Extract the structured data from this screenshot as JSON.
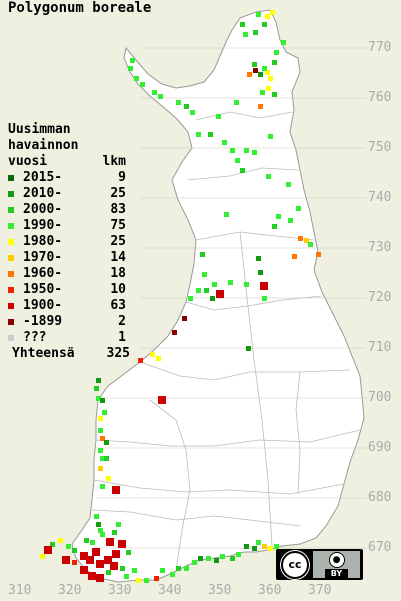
{
  "title": "Polygonum boreale",
  "legend": {
    "heading_line1": "Uusimman",
    "heading_line2": "havainnon",
    "heading_col1": "vuosi",
    "heading_col2": "lkm",
    "rows": [
      {
        "label": "2015-",
        "count": "9",
        "color": "#0a6a0a"
      },
      {
        "label": "2010-",
        "count": "25",
        "color": "#119911"
      },
      {
        "label": "2000-",
        "count": "83",
        "color": "#22cc22"
      },
      {
        "label": "1990-",
        "count": "75",
        "color": "#33ee33"
      },
      {
        "label": "1980-",
        "count": "25",
        "color": "#ffff00"
      },
      {
        "label": "1970-",
        "count": "14",
        "color": "#ffcc00"
      },
      {
        "label": "1960-",
        "count": "18",
        "color": "#ff7700"
      },
      {
        "label": "1950-",
        "count": "10",
        "color": "#ee2200"
      },
      {
        "label": "1900-",
        "count": "63",
        "color": "#cc0000"
      },
      {
        "label": "-1899",
        "count": "2",
        "color": "#880000"
      },
      {
        "label": "???",
        "count": "1",
        "color": "#cccccc"
      }
    ],
    "total_label": "Yhteensä",
    "total_count": "325"
  },
  "y_ticks": [
    "770",
    "760",
    "750",
    "740",
    "730",
    "720",
    "710",
    "700",
    "690",
    "680",
    "670"
  ],
  "x_ticks": [
    "310",
    "320",
    "330",
    "340",
    "350",
    "360",
    "370"
  ],
  "license": {
    "badge_text": "BY",
    "logo_text": "cc"
  },
  "colors": {
    "background": "#f0f0e0",
    "land": "#ffffff",
    "grid": "#bbbbbb",
    "border": "#aaaaaa",
    "tick": "#aaaaaa"
  }
}
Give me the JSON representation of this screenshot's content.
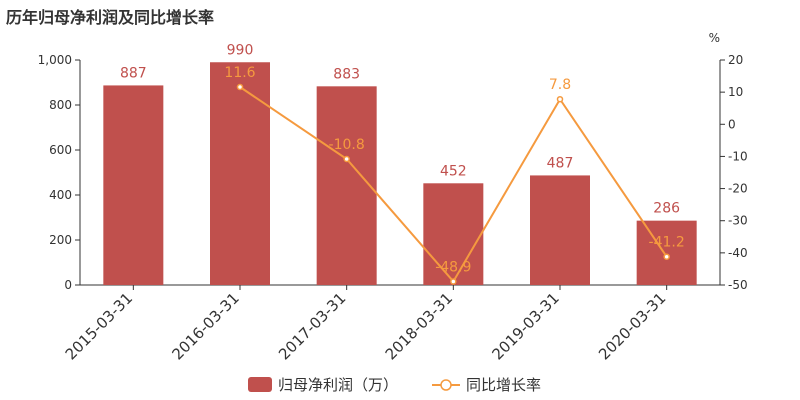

> Problem: Set down all the data again exactly as above, pictures excluded.

> Answer to this task:
Extract the structured data from this screenshot as JSON.
{
  "title": "Polygonum boreale",
  "legend": {
    "heading_line1": "Uusimman",
    "heading_line2": "havainnon",
    "heading_col1": "vuosi",
    "heading_col2": "lkm",
    "rows": [
      {
        "label": "2015-",
        "count": "9",
        "color": "#0a6a0a"
      },
      {
        "label": "2010-",
        "count": "25",
        "color": "#119911"
      },
      {
        "label": "2000-",
        "count": "83",
        "color": "#22cc22"
      },
      {
        "label": "1990-",
        "count": "75",
        "color": "#33ee33"
      },
      {
        "label": "1980-",
        "count": "25",
        "color": "#ffff00"
      },
      {
        "label": "1970-",
        "count": "14",
        "color": "#ffcc00"
      },
      {
        "label": "1960-",
        "count": "18",
        "color": "#ff7700"
      },
      {
        "label": "1950-",
        "count": "10",
        "color": "#ee2200"
      },
      {
        "label": "1900-",
        "count": "63",
        "color": "#cc0000"
      },
      {
        "label": "-1899",
        "count": "2",
        "color": "#880000"
      },
      {
        "label": "???",
        "count": "1",
        "color": "#cccccc"
      }
    ],
    "total_label": "Yhteensä",
    "total_count": "325"
  },
  "y_ticks": [
    "770",
    "760",
    "750",
    "740",
    "730",
    "720",
    "710",
    "700",
    "690",
    "680",
    "670"
  ],
  "x_ticks": [
    "310",
    "320",
    "330",
    "340",
    "350",
    "360",
    "370"
  ],
  "license": {
    "badge_text": "BY",
    "logo_text": "cc"
  },
  "colors": {
    "background": "#f0f0e0",
    "land": "#ffffff",
    "grid": "#bbbbbb",
    "border": "#aaaaaa",
    "tick": "#aaaaaa"
  }
}
Give me the JSON representation of this screenshot's content.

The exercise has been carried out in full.